### What you will do
1. In the text on steadying a camera, rewrite the part starting with "Mark's suggestion (the" and going on through "on your target.", substituting "monopod" for "tripod".
2. According to the text on steadying a camera, what is the slowest shutter speed you should use with a 300mm lens without a camera support, unless you've really practiced?

Mark's suggestion (the other Mark) is far more viable in using a tripod, preferably one with a ball head though a standard head will do fine. How come? Well, there are a number of reasons. While I can hand hold a fairly substantial Nikon F-2 with a motor drive and either a 35mm, 85, or even 100mm lens at 1/15th of a sec. sufficiently steady to photograph scenes in a dimly lit venue like a jazz club, trying to pan a fast moving scene and record the central subject at 1/15th of a sec., in my view is essentially impossible if you want the subject quite sharp. As Greg said, you can pan to freeze motion AND blur the background or something else in the scene, but you need to be working at somewhat faster shutter speeds in order to freeze the central subject. 1/125th or even 1/60th may be sufficient depending on your target.

One rule of thumb I just mentioned to someone else, is that to adequately support a camera without shaking the thing, your shutter speed should not be much less than the maximum mm of the lens you're using if you're looking to get really sharp results. For example, if you're using a 300mm lens, unless you've really practiced, you shouldn't work at less than say 1/250th of a sec without a camera support.

### Given information
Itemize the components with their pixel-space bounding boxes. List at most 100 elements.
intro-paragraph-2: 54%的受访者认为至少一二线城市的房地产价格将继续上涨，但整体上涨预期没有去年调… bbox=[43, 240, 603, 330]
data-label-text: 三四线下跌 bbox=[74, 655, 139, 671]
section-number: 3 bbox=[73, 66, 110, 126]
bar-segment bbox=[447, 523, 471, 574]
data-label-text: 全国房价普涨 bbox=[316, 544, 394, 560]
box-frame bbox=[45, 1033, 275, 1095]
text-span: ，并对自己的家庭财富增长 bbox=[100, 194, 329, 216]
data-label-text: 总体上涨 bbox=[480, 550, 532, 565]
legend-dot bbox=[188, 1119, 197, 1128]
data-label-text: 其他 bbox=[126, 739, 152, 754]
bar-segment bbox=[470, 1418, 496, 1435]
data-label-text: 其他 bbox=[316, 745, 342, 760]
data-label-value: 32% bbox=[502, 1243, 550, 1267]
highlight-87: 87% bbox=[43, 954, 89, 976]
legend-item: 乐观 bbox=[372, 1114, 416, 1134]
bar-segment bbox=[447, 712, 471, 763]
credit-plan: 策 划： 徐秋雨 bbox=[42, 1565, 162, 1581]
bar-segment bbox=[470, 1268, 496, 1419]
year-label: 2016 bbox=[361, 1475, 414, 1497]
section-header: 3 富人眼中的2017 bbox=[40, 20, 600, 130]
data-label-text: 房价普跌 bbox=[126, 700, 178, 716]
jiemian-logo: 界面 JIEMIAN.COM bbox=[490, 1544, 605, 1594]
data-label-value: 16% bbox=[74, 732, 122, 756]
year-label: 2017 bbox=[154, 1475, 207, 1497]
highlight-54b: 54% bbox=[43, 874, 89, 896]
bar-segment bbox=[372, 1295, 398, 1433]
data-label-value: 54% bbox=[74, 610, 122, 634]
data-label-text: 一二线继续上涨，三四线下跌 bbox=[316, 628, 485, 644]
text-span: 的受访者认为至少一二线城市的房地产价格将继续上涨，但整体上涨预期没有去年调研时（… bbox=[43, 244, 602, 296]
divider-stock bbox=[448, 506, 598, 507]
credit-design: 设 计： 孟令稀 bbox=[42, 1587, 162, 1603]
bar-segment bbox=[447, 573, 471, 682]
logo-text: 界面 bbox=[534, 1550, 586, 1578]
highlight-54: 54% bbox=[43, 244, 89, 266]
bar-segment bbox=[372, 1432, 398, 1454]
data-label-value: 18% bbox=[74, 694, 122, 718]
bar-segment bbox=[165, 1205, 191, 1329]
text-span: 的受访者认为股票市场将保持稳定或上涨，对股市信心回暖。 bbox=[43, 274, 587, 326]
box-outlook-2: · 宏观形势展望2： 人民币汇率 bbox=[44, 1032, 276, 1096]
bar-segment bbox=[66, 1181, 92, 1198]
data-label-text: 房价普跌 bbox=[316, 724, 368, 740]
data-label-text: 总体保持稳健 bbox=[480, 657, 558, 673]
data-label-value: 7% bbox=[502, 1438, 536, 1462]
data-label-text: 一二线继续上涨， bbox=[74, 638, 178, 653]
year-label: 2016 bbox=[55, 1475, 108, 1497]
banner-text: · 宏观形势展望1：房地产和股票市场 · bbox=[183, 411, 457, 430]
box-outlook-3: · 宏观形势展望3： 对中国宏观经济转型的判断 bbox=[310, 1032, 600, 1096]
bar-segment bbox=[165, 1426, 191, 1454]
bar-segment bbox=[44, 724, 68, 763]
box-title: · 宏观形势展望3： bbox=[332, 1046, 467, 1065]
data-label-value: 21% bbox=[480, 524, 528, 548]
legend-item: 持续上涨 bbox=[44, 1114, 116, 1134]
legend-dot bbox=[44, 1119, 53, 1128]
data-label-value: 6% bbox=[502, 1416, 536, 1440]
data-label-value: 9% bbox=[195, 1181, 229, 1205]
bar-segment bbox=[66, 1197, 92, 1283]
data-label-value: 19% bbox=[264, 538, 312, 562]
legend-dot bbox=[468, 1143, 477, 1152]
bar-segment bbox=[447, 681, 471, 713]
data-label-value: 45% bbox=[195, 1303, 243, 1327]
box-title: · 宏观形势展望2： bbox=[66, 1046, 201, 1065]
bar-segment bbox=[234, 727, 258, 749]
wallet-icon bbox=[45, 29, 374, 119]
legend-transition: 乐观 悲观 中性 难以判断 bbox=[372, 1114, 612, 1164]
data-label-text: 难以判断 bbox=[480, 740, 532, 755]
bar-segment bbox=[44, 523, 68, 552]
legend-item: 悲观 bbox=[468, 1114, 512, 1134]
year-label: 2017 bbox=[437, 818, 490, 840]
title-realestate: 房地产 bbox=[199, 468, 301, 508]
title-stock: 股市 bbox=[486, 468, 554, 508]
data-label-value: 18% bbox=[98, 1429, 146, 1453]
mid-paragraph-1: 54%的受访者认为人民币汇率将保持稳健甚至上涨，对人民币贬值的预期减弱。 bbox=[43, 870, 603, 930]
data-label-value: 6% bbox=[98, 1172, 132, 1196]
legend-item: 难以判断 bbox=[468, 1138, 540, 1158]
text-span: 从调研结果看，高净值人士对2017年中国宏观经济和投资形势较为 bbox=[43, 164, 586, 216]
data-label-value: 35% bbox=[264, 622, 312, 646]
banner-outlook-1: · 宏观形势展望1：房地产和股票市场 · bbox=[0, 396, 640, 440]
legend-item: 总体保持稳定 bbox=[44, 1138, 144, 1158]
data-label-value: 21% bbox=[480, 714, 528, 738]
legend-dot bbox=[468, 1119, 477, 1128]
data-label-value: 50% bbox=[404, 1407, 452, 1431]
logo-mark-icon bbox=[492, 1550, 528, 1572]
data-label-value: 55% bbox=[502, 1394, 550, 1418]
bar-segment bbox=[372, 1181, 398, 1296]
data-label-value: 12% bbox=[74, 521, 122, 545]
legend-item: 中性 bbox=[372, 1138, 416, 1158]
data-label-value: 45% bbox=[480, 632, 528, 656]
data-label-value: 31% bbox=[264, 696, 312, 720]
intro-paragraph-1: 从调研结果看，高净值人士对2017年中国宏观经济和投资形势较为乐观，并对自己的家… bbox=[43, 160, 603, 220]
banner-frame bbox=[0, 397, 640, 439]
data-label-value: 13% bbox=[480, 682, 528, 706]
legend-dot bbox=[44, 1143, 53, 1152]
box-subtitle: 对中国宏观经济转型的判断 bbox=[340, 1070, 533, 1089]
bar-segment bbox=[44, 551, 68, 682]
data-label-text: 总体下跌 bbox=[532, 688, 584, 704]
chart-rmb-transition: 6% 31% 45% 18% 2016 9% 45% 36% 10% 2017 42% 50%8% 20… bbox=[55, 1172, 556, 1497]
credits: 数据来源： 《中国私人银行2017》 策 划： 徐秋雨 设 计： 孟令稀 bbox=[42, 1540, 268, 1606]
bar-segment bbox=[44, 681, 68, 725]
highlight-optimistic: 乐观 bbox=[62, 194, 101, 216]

### Task-by-task outputs
1.
Mark's suggestion (the other Mark) is far more viable in using a monopod, preferably one with a ball head though a standard head will do fine. How come? Well, there are a number of reasons. While I can hand hold a fairly substantial Nikon F-2 with a motor drive and either a 35mm, 85, or even 100mm lens at 1/15th of a sec. sufficiently steady to photograph scenes in a dimly lit venue like a jazz club, trying to pan a fast moving scene and record the central subject at 1/15th of a sec., in my view is essentially impossible if you want the subject quite sharp. As Greg said, you can pan to freeze motion AND blur the background or something else in the scene, but you need to be working at somewhat faster shutter speeds in order to freeze the central subject. 1/125th or even 1/60th may be sufficient depending on your target.

2. About 1/250th of a second.